• **Set task**
List every line in this data where the string "outbreak" occurs.

A block of data
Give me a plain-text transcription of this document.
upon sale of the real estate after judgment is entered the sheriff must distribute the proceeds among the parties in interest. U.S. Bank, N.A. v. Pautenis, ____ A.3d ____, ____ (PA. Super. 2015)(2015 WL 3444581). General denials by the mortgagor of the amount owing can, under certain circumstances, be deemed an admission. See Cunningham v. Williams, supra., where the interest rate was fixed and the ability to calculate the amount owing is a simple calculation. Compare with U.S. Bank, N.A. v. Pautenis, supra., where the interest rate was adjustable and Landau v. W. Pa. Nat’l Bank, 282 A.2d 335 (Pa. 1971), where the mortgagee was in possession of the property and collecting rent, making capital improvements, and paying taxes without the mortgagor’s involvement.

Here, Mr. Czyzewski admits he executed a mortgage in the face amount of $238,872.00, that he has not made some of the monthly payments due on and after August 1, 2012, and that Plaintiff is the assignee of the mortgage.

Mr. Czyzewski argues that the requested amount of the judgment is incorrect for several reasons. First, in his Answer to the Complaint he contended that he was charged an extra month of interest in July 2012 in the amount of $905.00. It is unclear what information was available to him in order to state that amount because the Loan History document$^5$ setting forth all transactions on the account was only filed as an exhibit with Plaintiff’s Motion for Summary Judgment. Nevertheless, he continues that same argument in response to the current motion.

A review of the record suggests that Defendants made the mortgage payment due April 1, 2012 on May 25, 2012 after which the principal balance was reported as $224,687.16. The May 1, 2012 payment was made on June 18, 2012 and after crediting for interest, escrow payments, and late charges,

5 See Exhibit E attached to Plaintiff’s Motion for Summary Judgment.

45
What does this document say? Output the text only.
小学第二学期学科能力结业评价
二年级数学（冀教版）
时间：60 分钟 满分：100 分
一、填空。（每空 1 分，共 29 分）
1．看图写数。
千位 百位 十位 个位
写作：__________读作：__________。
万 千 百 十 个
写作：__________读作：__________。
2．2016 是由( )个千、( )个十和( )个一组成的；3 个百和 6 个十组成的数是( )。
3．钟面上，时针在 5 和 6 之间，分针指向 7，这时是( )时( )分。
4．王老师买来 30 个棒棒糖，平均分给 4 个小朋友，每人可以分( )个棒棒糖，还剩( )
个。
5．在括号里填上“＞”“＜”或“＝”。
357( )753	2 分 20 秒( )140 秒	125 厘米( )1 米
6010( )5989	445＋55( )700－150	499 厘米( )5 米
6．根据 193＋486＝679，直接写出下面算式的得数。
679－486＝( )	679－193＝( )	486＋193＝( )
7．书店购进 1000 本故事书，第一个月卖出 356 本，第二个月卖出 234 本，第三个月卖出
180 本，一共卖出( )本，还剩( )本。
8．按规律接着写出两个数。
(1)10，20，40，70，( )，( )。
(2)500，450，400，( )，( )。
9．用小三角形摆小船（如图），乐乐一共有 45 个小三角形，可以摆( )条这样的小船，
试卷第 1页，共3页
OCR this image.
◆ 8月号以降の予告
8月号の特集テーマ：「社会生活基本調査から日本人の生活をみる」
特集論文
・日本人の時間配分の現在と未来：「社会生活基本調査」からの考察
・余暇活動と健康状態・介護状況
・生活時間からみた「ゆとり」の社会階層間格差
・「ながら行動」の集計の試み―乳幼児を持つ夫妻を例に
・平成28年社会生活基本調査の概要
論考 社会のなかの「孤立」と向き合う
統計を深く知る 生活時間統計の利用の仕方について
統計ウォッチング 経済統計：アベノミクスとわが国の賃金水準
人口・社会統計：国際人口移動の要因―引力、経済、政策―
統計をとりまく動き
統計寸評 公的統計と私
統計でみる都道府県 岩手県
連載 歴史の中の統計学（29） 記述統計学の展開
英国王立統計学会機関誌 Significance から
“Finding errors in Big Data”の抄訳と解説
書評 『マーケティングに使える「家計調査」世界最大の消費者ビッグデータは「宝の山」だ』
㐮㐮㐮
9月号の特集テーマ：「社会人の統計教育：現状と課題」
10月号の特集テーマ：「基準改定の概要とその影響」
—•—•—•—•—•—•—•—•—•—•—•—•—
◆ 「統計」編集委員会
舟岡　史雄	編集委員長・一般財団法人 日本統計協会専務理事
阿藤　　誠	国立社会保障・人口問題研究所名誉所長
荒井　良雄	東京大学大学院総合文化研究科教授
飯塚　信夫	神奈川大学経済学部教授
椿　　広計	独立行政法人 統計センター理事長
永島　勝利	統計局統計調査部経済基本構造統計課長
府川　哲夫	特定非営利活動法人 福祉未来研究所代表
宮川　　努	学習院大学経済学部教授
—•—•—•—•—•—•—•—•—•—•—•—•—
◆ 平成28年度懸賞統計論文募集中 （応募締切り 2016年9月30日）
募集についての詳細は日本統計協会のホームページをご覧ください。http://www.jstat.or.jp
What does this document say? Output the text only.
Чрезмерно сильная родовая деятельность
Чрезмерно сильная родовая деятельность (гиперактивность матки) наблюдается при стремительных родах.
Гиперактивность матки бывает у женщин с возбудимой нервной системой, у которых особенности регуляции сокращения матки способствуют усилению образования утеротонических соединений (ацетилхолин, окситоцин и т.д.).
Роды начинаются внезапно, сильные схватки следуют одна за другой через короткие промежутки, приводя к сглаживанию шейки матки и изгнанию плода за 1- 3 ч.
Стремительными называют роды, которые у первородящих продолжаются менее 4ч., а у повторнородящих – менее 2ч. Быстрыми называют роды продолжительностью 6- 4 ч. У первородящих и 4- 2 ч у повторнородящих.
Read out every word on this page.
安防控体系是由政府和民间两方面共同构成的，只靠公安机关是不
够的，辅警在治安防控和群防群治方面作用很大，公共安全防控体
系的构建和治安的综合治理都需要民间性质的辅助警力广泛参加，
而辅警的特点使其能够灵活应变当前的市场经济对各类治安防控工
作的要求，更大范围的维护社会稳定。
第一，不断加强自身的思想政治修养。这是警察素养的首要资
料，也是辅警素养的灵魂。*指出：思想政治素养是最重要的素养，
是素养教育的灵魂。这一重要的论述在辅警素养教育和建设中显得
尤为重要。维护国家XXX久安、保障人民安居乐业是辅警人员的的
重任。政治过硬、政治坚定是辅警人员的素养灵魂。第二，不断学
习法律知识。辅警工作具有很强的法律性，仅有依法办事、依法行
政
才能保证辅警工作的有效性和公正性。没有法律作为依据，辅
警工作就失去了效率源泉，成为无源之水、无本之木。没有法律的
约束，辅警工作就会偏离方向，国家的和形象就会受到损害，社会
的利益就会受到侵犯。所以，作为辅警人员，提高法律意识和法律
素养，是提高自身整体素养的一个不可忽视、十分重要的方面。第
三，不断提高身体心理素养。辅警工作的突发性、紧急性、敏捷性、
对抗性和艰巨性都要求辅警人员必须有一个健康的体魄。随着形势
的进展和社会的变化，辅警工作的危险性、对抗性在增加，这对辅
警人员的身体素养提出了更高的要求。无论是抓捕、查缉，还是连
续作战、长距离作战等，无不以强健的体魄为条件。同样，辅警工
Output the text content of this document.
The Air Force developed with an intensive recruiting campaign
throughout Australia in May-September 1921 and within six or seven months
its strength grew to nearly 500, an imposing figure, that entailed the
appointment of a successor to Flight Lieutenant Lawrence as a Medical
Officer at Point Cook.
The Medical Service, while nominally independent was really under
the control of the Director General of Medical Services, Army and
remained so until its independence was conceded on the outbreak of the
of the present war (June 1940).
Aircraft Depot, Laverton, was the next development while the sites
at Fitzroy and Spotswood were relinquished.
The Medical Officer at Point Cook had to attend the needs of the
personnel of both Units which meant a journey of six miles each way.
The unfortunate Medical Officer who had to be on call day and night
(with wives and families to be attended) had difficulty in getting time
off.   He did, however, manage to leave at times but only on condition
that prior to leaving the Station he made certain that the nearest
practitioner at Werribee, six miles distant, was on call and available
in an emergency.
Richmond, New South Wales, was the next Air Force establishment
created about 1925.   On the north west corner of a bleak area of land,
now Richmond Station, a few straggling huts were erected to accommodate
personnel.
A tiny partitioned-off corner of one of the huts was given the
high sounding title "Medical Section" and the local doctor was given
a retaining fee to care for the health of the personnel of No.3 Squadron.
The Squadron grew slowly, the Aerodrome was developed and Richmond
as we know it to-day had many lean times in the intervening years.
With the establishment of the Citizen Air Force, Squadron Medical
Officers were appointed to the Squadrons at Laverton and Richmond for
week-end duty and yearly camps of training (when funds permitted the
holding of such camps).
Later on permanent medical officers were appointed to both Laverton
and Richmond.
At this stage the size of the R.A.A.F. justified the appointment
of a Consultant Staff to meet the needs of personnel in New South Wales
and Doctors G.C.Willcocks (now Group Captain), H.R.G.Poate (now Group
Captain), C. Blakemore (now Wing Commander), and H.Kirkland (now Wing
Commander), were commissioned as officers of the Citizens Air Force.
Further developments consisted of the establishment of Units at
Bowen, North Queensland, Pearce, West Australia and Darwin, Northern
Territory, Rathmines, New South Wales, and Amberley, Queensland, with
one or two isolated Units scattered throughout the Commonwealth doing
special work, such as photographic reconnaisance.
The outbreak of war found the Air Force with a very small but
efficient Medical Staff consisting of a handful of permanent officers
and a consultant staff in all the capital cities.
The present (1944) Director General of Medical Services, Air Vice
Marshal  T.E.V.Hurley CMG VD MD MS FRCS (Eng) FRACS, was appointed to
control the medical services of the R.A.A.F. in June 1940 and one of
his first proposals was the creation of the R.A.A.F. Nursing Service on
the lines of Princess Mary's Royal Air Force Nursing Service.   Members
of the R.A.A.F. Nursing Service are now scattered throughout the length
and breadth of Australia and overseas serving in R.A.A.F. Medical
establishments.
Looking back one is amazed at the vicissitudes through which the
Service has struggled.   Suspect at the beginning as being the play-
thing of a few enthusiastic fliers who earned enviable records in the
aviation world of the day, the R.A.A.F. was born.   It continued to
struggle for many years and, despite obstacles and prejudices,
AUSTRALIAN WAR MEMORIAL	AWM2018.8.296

• **Output of the exercise**
remained so until its independence was conceded on the outbreak of the
The outbreak of war found the Air Force with a very small but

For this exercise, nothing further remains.